GIVEN TASK
Repeat all the records exactly, omitting pictures.

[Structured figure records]
##############################
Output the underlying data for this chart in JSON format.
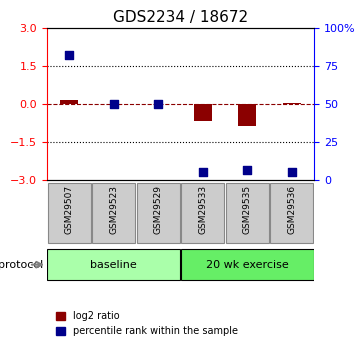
{
  "title": "GDS2234 / 18672",
  "samples": [
    "GSM29507",
    "GSM29523",
    "GSM29529",
    "GSM29533",
    "GSM29535",
    "GSM29536"
  ],
  "log2_ratio": [
    0.15,
    0.0,
    0.0,
    -0.7,
    -0.9,
    0.02
  ],
  "percentile_rank": [
    82,
    50,
    50,
    5,
    6,
    5
  ],
  "groups": [
    {
      "label": "baseline",
      "samples": [
        0,
        1,
        2
      ],
      "color": "#aaffaa"
    },
    {
      "label": "20 wk exercise",
      "samples": [
        3,
        4,
        5
      ],
      "color": "#66ee66"
    }
  ],
  "left_ylim": [
    -3,
    3
  ],
  "left_yticks": [
    -3,
    -1.5,
    0,
    1.5,
    3
  ],
  "right_ylim": [
    0,
    100
  ],
  "right_yticks": [
    0,
    25,
    50,
    75,
    100
  ],
  "right_yticklabels": [
    "0",
    "25",
    "50",
    "75",
    "100%"
  ],
  "hline_y": 0,
  "dotted_lines": [
    -1.5,
    1.5
  ],
  "bar_color": "#8B0000",
  "scatter_color": "#00008B",
  "bar_width": 0.4,
  "scatter_size": 40,
  "protocol_label": "protocol",
  "legend_items": [
    {
      "color": "#8B0000",
      "label": "log2 ratio"
    },
    {
      "color": "#00008B",
      "label": "percentile rank within the sample"
    }
  ],
  "sample_box_color": "#cccccc",
  "sample_box_border": "#888888"
}
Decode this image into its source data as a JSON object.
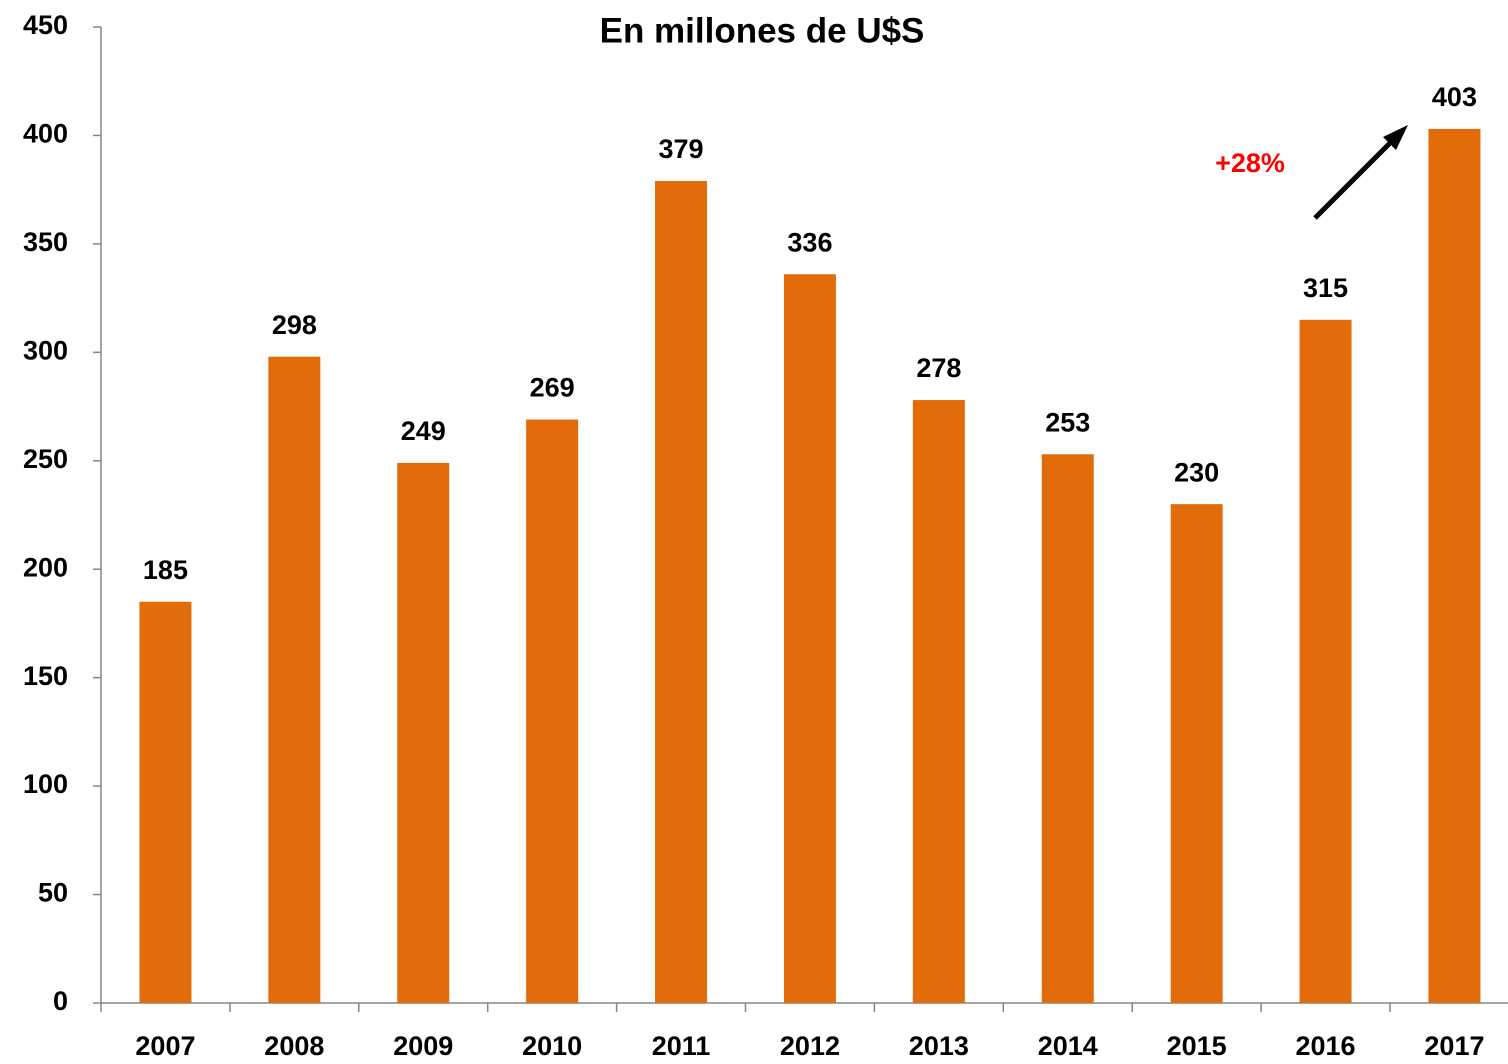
{
  "chart_data": {
    "type": "bar",
    "title": "En millones de U$S",
    "categories": [
      "2007",
      "2008",
      "2009",
      "2010",
      "2011",
      "2012",
      "2013",
      "2014",
      "2015",
      "2016",
      "2017"
    ],
    "values": [
      185,
      298,
      249,
      269,
      379,
      336,
      278,
      253,
      230,
      315,
      403
    ],
    "color": "#e36c0a",
    "ylim": [
      0,
      450
    ],
    "yticks": [
      0,
      50,
      100,
      150,
      200,
      250,
      300,
      350,
      400,
      450
    ],
    "grid": false,
    "annotation": "+28%",
    "annotation_color": "#ff0000"
  }
}
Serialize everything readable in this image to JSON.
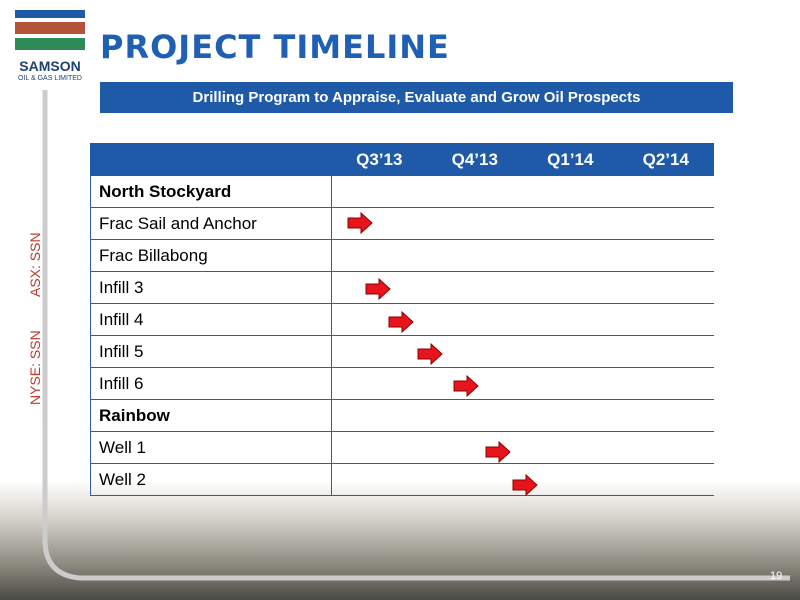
{
  "logo": {
    "name": "SAMSON",
    "tagline": "OIL & GAS LIMITED"
  },
  "header": {
    "title": "PROJECT TIMELINE",
    "subtitle": "Drilling Program to Appraise, Evaluate and Grow Oil Prospects"
  },
  "side_labels": [
    "ASX: SSN",
    "NYSE: SSN"
  ],
  "table": {
    "columns": [
      "Q3’13",
      "Q4’13",
      "Q1’14",
      "Q2’14"
    ],
    "rows": [
      {
        "label": "North Stockyard",
        "group": true
      },
      {
        "label": "Frac Sail and Anchor",
        "group": false
      },
      {
        "label": "Frac Billabong",
        "group": false
      },
      {
        "label": "Infill 3",
        "group": false
      },
      {
        "label": "Infill 4",
        "group": false
      },
      {
        "label": "Infill 5",
        "group": false
      },
      {
        "label": "Infill 6",
        "group": false
      },
      {
        "label": "Rainbow",
        "group": true
      },
      {
        "label": "Well 1",
        "group": false
      },
      {
        "label": "Well 2",
        "group": false
      }
    ]
  },
  "page_number": 19
}
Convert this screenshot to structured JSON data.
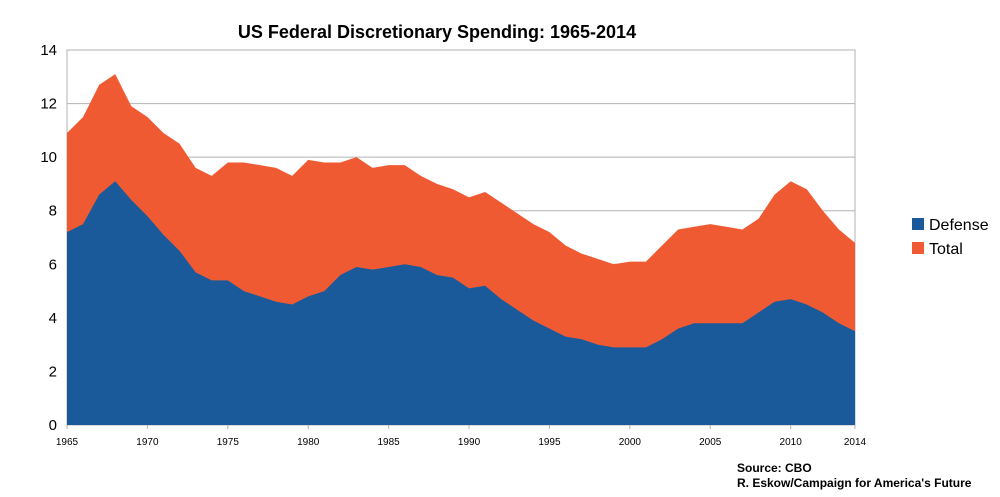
##############################
EXERCISE RESULT
Output the underlying data for this chart in JSON format.
{
  "title": "GDS2234 / 18672",
  "samples": [
    "GSM29507",
    "GSM29523",
    "GSM29529",
    "GSM29533",
    "GSM29535",
    "GSM29536"
  ],
  "log2_ratio": [
    0.15,
    0.0,
    0.0,
    -0.7,
    -0.9,
    0.02
  ],
  "percentile_rank": [
    82,
    50,
    50,
    5,
    6,
    5
  ],
  "groups": [
    {
      "label": "baseline",
      "samples": [
        0,
        1,
        2
      ],
      "color": "#aaffaa"
    },
    {
      "label": "20 wk exercise",
      "samples": [
        3,
        4,
        5
      ],
      "color": "#66ee66"
    }
  ],
  "left_ylim": [
    -3,
    3
  ],
  "left_yticks": [
    -3,
    -1.5,
    0,
    1.5,
    3
  ],
  "right_ylim": [
    0,
    100
  ],
  "right_yticks": [
    0,
    25,
    50,
    75,
    100
  ],
  "right_yticklabels": [
    "0",
    "25",
    "50",
    "75",
    "100%"
  ],
  "hline_y": 0,
  "dotted_lines": [
    -1.5,
    1.5
  ],
  "bar_color": "#8B0000",
  "scatter_color": "#00008B",
  "bar_width": 0.4,
  "scatter_size": 40,
  "protocol_label": "protocol",
  "legend_items": [
    {
      "color": "#8B0000",
      "label": "log2 ratio"
    },
    {
      "color": "#00008B",
      "label": "percentile rank within the sample"
    }
  ],
  "sample_box_color": "#cccccc",
  "sample_box_border": "#888888"
}
Decode this image into its source data as a JSON object.
{
  "chart_data": {
    "type": "bar",
    "title": "En millones de U$S",
    "categories": [
      "2007",
      "2008",
      "2009",
      "2010",
      "2011",
      "2012",
      "2013",
      "2014",
      "2015",
      "2016",
      "2017"
    ],
    "values": [
      185,
      298,
      249,
      269,
      379,
      336,
      278,
      253,
      230,
      315,
      403
    ],
    "color": "#e36c0a",
    "ylim": [
      0,
      450
    ],
    "yticks": [
      0,
      50,
      100,
      150,
      200,
      250,
      300,
      350,
      400,
      450
    ],
    "grid": false,
    "annotation": "+28%",
    "annotation_color": "#ff0000"
  }
}
Serialize everything readable in this image to JSON.
{
  "logo": {
    "name": "SAMSON",
    "tagline": "OIL & GAS LIMITED"
  },
  "header": {
    "title": "PROJECT TIMELINE",
    "subtitle": "Drilling Program to Appraise, Evaluate and Grow Oil Prospects"
  },
  "side_labels": [
    "ASX: SSN",
    "NYSE: SSN"
  ],
  "table": {
    "columns": [
      "Q3’13",
      "Q4’13",
      "Q1’14",
      "Q2’14"
    ],
    "rows": [
      {
        "label": "North Stockyard",
        "group": true
      },
      {
        "label": "Frac Sail and Anchor",
        "group": false
      },
      {
        "label": "Frac Billabong",
        "group": false
      },
      {
        "label": "Infill 3",
        "group": false
      },
      {
        "label": "Infill 4",
        "group": false
      },
      {
        "label": "Infill 5",
        "group": false
      },
      {
        "label": "Infill 6",
        "group": false
      },
      {
        "label": "Rainbow",
        "group": true
      },
      {
        "label": "Well 1",
        "group": false
      },
      {
        "label": "Well 2",
        "group": false
      }
    ]
  },
  "page_number": 19
}
Convert this screenshot to structured JSON data.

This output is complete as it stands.